Problem to solve: Please copy every one of the records below line for line, without changing a single character.

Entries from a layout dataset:
====
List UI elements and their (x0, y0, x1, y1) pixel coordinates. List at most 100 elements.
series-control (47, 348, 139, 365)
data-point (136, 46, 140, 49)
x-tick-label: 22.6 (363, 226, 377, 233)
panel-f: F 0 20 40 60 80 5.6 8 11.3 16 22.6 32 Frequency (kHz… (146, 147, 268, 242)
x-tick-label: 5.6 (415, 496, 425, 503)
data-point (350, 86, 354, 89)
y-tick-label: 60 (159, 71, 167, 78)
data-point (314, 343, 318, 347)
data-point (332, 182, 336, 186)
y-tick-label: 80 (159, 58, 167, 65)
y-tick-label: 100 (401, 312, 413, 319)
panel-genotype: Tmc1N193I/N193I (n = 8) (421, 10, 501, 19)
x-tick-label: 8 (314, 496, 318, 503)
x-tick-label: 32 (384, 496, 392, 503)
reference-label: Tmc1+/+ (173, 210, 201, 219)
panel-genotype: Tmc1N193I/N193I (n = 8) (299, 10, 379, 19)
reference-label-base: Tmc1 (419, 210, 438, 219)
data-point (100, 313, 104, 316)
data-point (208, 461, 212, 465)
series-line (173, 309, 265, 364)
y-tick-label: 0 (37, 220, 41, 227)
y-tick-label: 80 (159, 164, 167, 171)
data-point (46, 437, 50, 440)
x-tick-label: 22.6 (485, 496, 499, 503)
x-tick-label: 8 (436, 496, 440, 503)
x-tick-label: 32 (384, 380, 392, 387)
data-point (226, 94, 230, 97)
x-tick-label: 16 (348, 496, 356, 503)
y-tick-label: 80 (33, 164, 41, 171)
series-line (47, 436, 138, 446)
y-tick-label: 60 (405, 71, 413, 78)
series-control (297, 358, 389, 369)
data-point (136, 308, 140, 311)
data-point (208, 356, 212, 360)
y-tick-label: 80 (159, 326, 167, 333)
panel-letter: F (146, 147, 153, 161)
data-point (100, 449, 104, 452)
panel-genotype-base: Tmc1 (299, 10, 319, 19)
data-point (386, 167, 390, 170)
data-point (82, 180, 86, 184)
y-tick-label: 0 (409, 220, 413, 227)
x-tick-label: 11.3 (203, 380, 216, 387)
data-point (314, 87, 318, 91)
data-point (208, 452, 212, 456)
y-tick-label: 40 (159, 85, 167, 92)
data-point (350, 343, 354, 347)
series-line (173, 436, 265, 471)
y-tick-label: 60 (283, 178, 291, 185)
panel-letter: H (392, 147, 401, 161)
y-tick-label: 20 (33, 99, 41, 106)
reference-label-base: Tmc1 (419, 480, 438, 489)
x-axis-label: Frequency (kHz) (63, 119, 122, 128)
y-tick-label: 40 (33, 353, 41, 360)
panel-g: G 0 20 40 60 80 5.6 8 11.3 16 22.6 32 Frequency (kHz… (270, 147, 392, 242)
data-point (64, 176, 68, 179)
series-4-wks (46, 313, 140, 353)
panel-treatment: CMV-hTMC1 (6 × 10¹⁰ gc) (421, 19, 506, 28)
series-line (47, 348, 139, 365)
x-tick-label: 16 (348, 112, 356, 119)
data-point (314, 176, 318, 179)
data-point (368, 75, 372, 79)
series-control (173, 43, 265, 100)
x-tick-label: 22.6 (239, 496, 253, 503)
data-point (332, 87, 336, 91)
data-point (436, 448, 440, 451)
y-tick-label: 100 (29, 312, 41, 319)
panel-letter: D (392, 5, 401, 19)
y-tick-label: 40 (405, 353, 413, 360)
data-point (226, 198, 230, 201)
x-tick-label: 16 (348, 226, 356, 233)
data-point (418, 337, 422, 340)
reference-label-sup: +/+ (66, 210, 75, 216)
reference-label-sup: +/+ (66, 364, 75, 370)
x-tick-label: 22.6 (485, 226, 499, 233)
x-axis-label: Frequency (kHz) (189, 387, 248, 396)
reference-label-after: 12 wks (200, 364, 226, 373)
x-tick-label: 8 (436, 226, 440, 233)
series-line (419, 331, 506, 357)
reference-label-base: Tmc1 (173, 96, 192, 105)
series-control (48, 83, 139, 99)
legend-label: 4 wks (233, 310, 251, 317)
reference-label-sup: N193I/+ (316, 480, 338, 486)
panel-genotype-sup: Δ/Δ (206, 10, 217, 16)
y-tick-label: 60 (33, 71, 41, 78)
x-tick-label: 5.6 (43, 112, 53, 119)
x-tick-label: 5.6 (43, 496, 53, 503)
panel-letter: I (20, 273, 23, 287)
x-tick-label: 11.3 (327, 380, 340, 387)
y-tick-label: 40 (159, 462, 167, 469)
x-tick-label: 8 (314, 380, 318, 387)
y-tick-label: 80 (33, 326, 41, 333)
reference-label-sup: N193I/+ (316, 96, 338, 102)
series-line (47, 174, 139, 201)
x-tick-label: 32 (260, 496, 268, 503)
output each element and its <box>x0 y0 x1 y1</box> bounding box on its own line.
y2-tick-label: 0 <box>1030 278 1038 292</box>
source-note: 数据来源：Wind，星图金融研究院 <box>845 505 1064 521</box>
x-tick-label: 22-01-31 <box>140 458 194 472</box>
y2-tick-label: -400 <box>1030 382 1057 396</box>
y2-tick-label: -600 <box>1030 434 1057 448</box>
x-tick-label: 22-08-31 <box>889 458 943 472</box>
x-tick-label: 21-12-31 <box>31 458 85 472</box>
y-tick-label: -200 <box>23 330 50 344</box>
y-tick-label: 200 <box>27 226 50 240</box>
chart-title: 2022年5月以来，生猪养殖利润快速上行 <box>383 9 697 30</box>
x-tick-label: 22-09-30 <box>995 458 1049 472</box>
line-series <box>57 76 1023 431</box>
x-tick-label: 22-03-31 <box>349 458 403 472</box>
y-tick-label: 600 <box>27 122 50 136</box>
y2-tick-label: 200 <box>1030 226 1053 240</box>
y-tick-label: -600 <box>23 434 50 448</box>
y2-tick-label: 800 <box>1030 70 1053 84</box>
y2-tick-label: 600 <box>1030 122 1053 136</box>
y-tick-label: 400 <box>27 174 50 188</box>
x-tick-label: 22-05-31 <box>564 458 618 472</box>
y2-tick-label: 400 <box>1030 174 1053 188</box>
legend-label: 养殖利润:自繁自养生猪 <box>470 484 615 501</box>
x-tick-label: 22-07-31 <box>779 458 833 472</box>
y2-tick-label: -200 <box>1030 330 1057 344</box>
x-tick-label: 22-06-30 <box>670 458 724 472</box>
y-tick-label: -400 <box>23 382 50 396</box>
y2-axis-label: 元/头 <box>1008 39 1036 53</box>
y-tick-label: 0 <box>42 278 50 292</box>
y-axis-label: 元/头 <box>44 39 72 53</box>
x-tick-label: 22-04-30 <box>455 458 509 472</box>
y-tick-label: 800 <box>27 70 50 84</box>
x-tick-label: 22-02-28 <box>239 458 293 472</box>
====
Answer to the task:
List UI elements and their (x0, y0, x1, y1) pixel coordinates. List at most 100 elements.
series-control (47, 348, 139, 365)
data-point (136, 46, 140, 49)
x-tick-label: 22.6 (363, 226, 377, 233)
panel-f: F 0 20 40 60 80 5.6 8 11.3 16 22.6 32 Frequency (kHz… (146, 147, 268, 242)
x-tick-label: 5.6 (415, 496, 425, 503)
data-point (350, 86, 354, 89)
y-tick-label: 60 (159, 71, 167, 78)
data-point (314, 343, 318, 347)
data-point (332, 182, 336, 186)
y-tick-label: 80 (159, 58, 167, 65)
y-tick-label: 100 (401, 312, 413, 319)
panel-genotype: Tmc1N193I/N193I (n = 8) (421, 10, 501, 19)
x-tick-label: 8 (314, 496, 318, 503)
x-tick-label: 32 (384, 496, 392, 503)
reference-label: Tmc1+/+ (173, 210, 201, 219)
panel-genotype: Tmc1N193I/N193I (n = 8) (299, 10, 379, 19)
reference-label-base: Tmc1 (419, 210, 438, 219)
data-point (100, 313, 104, 316)
data-point (208, 461, 212, 465)
series-line (173, 309, 265, 364)
y-tick-label: 0 (37, 220, 41, 227)
y-tick-label: 80 (159, 164, 167, 171)
data-point (46, 437, 50, 440)
x-tick-label: 22.6 (485, 496, 499, 503)
x-tick-label: 8 (436, 496, 440, 503)
x-tick-label: 32 (384, 380, 392, 387)
data-point (226, 94, 230, 97)
x-tick-label: 16 (348, 496, 356, 503)
y-tick-label: 80 (33, 164, 41, 171)
series-line (47, 436, 138, 446)
y-tick-label: 60 (405, 71, 413, 78)
series-control (297, 358, 389, 369)
data-point (136, 308, 140, 311)
data-point (208, 356, 212, 360)
y-tick-label: 80 (159, 326, 167, 333)
panel-letter: F (146, 147, 153, 161)
data-point (100, 449, 104, 452)
panel-genotype-base: Tmc1 (299, 10, 319, 19)
data-point (386, 167, 390, 170)
data-point (82, 180, 86, 184)
y-tick-label: 0 (409, 220, 413, 227)
x-tick-label: 11.3 (203, 380, 216, 387)
data-point (314, 87, 318, 91)
data-point (208, 452, 212, 456)
y-tick-label: 40 (159, 85, 167, 92)
data-point (350, 343, 354, 347)
series-line (173, 436, 265, 471)
y-tick-label: 60 (283, 178, 291, 185)
panel-letter: H (392, 147, 401, 161)
y-tick-label: 20 (33, 99, 41, 106)
reference-label-base: Tmc1 (419, 480, 438, 489)
x-axis-label: Frequency (kHz) (63, 119, 122, 128)
y-tick-label: 40 (33, 353, 41, 360)
panel-g: G 0 20 40 60 80 5.6 8 11.3 16 22.6 32 Frequency (kHz… (270, 147, 392, 242)
data-point (64, 176, 68, 179)
series-4-wks (46, 313, 140, 353)
panel-treatment: CMV-hTMC1 (6 × 10¹⁰ gc) (421, 19, 506, 28)
series-line (47, 348, 139, 365)
x-tick-label: 16 (348, 112, 356, 119)
data-point (314, 176, 318, 179)
data-point (368, 75, 372, 79)
series-control (173, 43, 265, 100)
x-tick-label: 22.6 (239, 496, 253, 503)
data-point (332, 87, 336, 91)
data-point (436, 448, 440, 451)
y-tick-label: 100 (29, 312, 41, 319)
panel-letter: D (392, 5, 401, 19)
y-tick-label: 40 (405, 353, 413, 360)
data-point (226, 198, 230, 201)
x-tick-label: 16 (348, 226, 356, 233)
data-point (418, 337, 422, 340)
reference-label-sup: +/+ (66, 210, 75, 216)
reference-label-sup: +/+ (66, 364, 75, 370)
x-tick-label: 22.6 (485, 226, 499, 233)
x-axis-label: Frequency (kHz) (189, 387, 248, 396)
reference-label-after: 12 wks (200, 364, 226, 373)
x-tick-label: 8 (436, 226, 440, 233)
series-line (419, 331, 506, 357)
reference-label-base: Tmc1 (173, 96, 192, 105)
series-control (48, 83, 139, 99)
legend-label: 4 wks (233, 310, 251, 317)
reference-label-sup: N193I/+ (316, 480, 338, 486)
panel-genotype-sup: Δ/Δ (206, 10, 217, 16)
y-tick-label: 60 (33, 71, 41, 78)
x-tick-label: 5.6 (43, 112, 53, 119)
x-tick-label: 5.6 (43, 496, 53, 503)
panel-letter: I (20, 273, 23, 287)
x-tick-label: 11.3 (327, 380, 340, 387)
y-tick-label: 40 (159, 462, 167, 469)
x-tick-label: 8 (314, 380, 318, 387)
y-tick-label: 80 (33, 326, 41, 333)
reference-label-sup: N193I/+ (316, 96, 338, 102)
series-line (47, 174, 139, 201)
x-tick-label: 32 (260, 496, 268, 503)
output each element and its <box>x0 y0 x1 y1</box> bounding box on its own line.
y2-tick-label: 0 <box>1030 278 1038 292</box>
source-note: 数据来源：Wind，星图金融研究院 <box>845 505 1064 521</box>
x-tick-label: 22-01-31 <box>140 458 194 472</box>
y2-tick-label: -400 <box>1030 382 1057 396</box>
y2-tick-label: -600 <box>1030 434 1057 448</box>
x-tick-label: 22-08-31 <box>889 458 943 472</box>
x-tick-label: 21-12-31 <box>31 458 85 472</box>
y-tick-label: -200 <box>23 330 50 344</box>
y-tick-label: 200 <box>27 226 50 240</box>
chart-title: 2022年5月以来，生猪养殖利润快速上行 <box>383 9 697 30</box>
x-tick-label: 22-09-30 <box>995 458 1049 472</box>
line-series <box>57 76 1023 431</box>
x-tick-label: 22-03-31 <box>349 458 403 472</box>
y-tick-label: 600 <box>27 122 50 136</box>
y2-tick-label: 200 <box>1030 226 1053 240</box>
y-tick-label: -600 <box>23 434 50 448</box>
y2-tick-label: 800 <box>1030 70 1053 84</box>
y2-tick-label: 600 <box>1030 122 1053 136</box>
y-tick-label: 400 <box>27 174 50 188</box>
x-tick-label: 22-05-31 <box>564 458 618 472</box>
y2-tick-label: 400 <box>1030 174 1053 188</box>
legend-label: 养殖利润:自繁自养生猪 <box>470 484 615 501</box>
x-tick-label: 22-07-31 <box>779 458 833 472</box>
y2-tick-label: -200 <box>1030 330 1057 344</box>
x-tick-label: 22-06-30 <box>670 458 724 472</box>
y-tick-label: -400 <box>23 382 50 396</box>
y2-axis-label: 元/头 <box>1008 39 1036 53</box>
y-tick-label: 0 <box>42 278 50 292</box>
y-axis-label: 元/头 <box>44 39 72 53</box>
x-tick-label: 22-04-30 <box>455 458 509 472</box>
y-tick-label: 800 <box>27 70 50 84</box>
x-tick-label: 22-02-28 <box>239 458 293 472</box>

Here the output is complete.